(Task to complete) Scan the data below. Pull out each line where "into" occurs.

___ Exercise input ___

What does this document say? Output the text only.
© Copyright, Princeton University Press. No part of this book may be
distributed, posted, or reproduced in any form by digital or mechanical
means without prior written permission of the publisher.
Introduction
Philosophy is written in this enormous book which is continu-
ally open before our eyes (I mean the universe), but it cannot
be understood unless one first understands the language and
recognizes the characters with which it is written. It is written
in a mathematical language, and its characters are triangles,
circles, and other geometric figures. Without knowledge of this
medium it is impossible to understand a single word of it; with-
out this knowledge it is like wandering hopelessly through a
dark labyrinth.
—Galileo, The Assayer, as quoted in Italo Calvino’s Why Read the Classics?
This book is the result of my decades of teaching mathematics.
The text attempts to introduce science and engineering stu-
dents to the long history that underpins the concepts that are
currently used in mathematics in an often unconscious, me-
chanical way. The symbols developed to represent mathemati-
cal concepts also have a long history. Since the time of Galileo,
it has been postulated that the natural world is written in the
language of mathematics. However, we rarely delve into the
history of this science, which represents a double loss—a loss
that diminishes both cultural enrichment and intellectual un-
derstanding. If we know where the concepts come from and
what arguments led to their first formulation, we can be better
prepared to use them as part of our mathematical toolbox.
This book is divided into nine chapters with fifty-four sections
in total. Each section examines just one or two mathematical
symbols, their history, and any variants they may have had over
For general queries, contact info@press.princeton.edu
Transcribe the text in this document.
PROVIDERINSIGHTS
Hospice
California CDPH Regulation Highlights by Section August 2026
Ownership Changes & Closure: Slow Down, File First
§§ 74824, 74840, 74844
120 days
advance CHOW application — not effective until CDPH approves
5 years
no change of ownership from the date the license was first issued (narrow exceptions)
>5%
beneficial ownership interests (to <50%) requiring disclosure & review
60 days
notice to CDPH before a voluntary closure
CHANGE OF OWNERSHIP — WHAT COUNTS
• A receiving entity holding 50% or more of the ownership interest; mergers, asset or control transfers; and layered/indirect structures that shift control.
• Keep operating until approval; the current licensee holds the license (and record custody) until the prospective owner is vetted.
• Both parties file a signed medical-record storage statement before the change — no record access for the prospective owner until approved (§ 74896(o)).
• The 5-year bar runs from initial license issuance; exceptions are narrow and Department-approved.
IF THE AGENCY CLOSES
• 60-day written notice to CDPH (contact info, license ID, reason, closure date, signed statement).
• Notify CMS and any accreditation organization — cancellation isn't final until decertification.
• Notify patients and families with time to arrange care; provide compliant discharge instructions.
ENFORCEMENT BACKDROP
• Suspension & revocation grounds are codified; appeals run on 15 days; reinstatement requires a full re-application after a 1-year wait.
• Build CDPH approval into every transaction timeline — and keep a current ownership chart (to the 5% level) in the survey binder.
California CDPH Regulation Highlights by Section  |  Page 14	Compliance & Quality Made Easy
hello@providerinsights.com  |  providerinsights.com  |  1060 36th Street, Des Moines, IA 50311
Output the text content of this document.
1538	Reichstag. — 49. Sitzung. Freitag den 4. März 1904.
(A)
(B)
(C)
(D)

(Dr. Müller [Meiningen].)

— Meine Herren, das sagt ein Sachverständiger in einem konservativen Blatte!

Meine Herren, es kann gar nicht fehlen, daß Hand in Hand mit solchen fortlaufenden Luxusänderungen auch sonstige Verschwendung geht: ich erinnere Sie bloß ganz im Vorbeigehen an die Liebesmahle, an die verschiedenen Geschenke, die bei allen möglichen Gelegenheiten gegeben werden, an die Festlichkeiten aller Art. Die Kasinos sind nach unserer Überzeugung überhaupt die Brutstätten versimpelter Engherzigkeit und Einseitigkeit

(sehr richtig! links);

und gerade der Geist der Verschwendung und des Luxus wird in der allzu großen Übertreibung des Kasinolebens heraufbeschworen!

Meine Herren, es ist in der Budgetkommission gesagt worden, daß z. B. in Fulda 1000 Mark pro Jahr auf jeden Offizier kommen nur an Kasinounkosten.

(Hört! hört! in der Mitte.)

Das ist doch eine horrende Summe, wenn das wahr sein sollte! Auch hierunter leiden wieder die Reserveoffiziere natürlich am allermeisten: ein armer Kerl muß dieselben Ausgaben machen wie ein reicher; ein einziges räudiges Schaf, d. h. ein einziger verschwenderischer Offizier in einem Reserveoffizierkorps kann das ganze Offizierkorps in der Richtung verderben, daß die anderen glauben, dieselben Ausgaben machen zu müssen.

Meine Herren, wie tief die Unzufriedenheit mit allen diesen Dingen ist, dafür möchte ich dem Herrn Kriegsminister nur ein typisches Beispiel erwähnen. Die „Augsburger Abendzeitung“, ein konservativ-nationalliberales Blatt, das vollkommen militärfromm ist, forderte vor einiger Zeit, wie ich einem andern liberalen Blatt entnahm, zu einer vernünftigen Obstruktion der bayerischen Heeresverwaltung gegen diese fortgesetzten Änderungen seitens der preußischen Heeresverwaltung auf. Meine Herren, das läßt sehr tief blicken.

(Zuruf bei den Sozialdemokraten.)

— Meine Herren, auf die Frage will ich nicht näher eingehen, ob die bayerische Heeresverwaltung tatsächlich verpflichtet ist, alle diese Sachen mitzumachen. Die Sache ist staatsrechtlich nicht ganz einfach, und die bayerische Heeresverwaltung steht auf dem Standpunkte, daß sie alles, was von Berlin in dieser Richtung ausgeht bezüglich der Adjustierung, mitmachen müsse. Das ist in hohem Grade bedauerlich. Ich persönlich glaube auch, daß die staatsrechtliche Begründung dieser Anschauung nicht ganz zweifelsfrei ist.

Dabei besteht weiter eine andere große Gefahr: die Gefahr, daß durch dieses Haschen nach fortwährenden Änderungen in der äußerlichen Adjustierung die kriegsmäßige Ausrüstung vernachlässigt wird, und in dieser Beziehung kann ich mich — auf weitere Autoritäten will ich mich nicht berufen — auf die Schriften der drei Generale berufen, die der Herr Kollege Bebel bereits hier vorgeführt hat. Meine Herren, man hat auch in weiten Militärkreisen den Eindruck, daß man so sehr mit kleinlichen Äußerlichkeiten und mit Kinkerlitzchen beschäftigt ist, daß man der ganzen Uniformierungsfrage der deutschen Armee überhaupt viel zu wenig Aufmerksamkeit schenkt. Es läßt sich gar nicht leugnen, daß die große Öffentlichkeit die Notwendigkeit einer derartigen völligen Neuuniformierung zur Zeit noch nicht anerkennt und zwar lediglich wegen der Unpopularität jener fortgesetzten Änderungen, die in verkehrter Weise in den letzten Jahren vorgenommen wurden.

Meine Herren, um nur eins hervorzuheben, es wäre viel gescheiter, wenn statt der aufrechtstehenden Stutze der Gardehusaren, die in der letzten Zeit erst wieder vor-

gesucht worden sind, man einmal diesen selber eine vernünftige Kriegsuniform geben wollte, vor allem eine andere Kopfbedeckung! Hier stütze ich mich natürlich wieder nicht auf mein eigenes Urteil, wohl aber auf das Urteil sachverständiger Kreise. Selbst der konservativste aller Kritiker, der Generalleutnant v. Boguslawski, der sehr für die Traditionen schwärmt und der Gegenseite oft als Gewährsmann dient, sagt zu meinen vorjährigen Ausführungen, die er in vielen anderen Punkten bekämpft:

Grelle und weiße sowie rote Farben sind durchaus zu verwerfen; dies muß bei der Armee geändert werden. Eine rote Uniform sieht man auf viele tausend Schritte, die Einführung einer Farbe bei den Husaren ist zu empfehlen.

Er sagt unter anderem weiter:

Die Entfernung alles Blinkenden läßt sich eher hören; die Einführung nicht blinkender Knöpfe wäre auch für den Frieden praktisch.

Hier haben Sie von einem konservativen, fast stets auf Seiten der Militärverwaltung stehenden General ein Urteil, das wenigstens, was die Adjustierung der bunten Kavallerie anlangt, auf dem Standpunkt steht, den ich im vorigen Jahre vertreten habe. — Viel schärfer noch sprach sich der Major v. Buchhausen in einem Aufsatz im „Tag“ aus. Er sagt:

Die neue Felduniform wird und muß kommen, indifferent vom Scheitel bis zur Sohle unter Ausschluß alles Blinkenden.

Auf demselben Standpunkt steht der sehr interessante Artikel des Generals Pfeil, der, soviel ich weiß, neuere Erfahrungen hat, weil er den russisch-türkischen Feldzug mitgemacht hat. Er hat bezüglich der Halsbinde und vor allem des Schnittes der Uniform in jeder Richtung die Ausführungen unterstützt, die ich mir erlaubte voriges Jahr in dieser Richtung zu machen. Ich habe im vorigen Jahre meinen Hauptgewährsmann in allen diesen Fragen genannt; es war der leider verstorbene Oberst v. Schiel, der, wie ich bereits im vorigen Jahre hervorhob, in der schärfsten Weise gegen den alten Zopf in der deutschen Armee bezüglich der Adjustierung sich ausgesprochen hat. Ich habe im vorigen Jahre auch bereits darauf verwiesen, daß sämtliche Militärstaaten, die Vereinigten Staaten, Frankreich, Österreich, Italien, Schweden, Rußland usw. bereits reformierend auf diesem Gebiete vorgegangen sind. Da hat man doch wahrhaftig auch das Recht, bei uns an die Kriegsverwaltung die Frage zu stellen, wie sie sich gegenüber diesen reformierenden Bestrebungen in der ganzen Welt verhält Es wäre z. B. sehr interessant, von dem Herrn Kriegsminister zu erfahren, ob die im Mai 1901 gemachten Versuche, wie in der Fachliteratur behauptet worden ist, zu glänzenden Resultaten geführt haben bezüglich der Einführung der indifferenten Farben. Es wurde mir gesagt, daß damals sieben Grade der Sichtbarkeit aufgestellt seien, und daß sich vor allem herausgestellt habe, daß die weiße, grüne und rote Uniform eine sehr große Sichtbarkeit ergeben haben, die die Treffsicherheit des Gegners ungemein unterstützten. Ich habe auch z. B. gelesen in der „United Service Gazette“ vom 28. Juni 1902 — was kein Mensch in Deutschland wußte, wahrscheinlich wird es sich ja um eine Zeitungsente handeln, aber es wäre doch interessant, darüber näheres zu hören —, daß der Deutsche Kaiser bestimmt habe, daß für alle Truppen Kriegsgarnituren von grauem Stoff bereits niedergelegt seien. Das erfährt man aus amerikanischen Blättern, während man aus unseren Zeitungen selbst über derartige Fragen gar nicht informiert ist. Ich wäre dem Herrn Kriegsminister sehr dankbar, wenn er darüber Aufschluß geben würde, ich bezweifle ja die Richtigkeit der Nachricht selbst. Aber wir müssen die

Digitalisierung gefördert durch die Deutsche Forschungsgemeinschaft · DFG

___

(Task answer)
language of mathematics. However, we rarely delve into the
This book is divided into nine chapters with fifty-four sections
• Build CDPH approval into every transaction timeline — and keep a current ownership chart (to the 5% level) in the survey binder.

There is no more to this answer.